* _Work required_:
Say how many lines contain the word "value" and give no other text.

* _Input records_:
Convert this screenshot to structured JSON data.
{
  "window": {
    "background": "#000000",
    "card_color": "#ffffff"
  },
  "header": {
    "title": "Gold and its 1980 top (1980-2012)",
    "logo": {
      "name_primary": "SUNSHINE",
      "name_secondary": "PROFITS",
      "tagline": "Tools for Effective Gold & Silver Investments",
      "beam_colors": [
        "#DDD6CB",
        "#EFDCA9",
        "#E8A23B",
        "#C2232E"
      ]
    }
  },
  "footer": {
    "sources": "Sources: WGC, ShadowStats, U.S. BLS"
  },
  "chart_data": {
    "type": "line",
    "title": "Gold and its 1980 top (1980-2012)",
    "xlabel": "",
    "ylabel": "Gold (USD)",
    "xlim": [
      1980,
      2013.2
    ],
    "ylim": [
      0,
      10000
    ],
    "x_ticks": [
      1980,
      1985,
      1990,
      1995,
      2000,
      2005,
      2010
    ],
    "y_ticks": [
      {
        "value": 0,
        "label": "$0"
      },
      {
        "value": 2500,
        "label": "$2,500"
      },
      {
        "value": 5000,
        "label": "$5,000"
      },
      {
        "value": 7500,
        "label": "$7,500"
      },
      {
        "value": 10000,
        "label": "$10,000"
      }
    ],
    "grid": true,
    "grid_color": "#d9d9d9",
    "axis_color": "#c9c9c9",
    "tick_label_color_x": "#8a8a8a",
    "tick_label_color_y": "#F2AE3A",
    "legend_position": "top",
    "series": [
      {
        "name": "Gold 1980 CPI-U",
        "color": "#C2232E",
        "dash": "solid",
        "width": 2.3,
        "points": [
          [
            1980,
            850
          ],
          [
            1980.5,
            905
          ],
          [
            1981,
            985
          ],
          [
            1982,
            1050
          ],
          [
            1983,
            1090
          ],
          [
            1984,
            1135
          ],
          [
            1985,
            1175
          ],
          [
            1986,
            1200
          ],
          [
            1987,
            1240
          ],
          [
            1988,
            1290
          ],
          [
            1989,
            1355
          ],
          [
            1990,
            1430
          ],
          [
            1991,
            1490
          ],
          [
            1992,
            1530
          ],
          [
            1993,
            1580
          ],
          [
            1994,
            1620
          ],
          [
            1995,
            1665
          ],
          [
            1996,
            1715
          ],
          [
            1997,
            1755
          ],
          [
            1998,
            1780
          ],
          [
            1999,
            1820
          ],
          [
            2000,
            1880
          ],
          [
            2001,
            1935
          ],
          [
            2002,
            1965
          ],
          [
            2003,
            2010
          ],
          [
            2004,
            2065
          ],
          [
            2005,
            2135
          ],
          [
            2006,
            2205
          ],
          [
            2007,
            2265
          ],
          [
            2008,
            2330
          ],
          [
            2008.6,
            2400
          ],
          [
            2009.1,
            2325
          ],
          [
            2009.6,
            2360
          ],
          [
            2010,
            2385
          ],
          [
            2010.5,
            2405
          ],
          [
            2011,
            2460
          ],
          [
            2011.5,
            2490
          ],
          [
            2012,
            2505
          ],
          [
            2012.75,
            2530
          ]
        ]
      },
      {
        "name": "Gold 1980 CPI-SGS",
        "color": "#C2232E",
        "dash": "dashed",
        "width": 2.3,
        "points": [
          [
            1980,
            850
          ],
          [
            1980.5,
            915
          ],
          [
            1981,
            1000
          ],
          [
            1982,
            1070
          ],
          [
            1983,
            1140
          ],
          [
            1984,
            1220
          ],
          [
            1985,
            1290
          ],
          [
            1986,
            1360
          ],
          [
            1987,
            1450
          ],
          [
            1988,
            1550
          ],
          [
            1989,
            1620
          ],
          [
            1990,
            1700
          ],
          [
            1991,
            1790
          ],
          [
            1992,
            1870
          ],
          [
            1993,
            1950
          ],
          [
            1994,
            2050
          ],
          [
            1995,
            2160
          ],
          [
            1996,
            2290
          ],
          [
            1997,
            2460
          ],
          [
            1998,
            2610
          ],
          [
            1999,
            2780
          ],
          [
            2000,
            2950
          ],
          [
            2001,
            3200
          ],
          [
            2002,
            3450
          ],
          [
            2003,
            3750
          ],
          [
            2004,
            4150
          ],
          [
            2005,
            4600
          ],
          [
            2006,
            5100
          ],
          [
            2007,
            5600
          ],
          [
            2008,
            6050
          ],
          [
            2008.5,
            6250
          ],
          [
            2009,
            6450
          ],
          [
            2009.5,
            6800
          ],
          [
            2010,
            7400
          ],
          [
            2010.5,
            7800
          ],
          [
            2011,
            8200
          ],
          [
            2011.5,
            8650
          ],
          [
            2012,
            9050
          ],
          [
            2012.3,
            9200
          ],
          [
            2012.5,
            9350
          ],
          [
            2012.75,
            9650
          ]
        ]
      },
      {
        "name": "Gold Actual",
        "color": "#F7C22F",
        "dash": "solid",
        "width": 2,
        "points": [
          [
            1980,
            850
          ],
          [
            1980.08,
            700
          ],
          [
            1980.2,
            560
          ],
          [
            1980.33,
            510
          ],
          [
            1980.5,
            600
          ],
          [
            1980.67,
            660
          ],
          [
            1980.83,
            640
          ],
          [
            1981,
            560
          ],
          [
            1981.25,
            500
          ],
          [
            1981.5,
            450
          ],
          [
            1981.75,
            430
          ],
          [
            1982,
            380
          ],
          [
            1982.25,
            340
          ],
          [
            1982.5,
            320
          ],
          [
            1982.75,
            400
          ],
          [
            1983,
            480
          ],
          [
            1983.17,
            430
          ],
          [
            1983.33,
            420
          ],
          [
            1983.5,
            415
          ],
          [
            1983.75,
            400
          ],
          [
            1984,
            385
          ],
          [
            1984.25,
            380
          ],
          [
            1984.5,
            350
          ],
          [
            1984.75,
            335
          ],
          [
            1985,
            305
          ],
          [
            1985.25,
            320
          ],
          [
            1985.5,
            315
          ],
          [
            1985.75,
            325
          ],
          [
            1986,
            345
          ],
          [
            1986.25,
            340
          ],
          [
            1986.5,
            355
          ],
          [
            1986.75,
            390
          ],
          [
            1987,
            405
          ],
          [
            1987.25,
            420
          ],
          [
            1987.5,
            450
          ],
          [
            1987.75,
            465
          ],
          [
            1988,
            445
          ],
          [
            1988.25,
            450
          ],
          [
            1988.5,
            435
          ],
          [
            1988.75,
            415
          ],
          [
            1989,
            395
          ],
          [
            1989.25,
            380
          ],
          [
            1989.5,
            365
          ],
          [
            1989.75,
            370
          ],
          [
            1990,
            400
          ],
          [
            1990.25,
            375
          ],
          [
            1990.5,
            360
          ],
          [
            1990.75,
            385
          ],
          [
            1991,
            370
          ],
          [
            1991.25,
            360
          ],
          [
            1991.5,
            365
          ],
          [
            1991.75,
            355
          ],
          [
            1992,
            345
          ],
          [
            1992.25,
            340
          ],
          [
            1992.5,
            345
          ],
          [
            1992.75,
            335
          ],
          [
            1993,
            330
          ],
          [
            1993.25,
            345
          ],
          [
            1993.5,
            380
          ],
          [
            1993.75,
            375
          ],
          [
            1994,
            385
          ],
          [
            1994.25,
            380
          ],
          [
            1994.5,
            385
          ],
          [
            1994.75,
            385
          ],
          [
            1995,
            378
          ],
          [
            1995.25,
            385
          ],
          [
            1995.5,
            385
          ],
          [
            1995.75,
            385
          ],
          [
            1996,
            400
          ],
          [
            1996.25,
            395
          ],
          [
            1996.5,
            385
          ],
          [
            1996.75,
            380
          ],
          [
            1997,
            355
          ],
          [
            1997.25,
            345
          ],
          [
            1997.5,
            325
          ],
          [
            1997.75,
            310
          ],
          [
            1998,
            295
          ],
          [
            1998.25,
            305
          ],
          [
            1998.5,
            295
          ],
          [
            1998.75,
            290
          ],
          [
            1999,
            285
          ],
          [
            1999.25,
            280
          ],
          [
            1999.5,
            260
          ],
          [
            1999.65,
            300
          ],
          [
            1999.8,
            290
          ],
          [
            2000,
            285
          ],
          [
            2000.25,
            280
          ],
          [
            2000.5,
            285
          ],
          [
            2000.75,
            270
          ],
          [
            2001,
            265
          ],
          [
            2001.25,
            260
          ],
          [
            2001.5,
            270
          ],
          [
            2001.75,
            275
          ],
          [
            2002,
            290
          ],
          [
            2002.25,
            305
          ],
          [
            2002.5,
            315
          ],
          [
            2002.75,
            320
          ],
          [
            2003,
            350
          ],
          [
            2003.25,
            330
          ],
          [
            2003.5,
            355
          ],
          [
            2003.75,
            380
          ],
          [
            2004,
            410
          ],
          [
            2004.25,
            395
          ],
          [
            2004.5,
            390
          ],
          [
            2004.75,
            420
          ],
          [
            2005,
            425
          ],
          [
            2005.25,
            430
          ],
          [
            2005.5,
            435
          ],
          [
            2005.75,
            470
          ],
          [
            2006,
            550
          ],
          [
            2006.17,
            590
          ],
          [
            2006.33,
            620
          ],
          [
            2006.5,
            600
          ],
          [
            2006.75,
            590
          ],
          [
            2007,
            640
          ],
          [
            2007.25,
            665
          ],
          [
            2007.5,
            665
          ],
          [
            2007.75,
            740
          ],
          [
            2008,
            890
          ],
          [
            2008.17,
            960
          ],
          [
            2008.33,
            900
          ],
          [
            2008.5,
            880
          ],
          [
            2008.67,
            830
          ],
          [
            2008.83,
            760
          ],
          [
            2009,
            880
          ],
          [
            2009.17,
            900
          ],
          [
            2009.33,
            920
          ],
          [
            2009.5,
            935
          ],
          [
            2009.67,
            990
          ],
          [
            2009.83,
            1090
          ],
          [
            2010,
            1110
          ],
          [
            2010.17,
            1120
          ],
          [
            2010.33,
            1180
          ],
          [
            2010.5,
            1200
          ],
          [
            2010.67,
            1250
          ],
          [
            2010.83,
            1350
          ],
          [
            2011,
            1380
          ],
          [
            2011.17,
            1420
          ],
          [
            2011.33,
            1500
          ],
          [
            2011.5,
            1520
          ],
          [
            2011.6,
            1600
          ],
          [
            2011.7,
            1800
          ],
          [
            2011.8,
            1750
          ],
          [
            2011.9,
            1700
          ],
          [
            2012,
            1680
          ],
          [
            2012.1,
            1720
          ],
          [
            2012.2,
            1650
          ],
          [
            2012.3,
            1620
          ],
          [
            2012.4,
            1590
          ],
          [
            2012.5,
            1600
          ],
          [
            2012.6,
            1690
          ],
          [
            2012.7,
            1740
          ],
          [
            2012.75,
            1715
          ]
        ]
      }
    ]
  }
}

* _Solution_:
5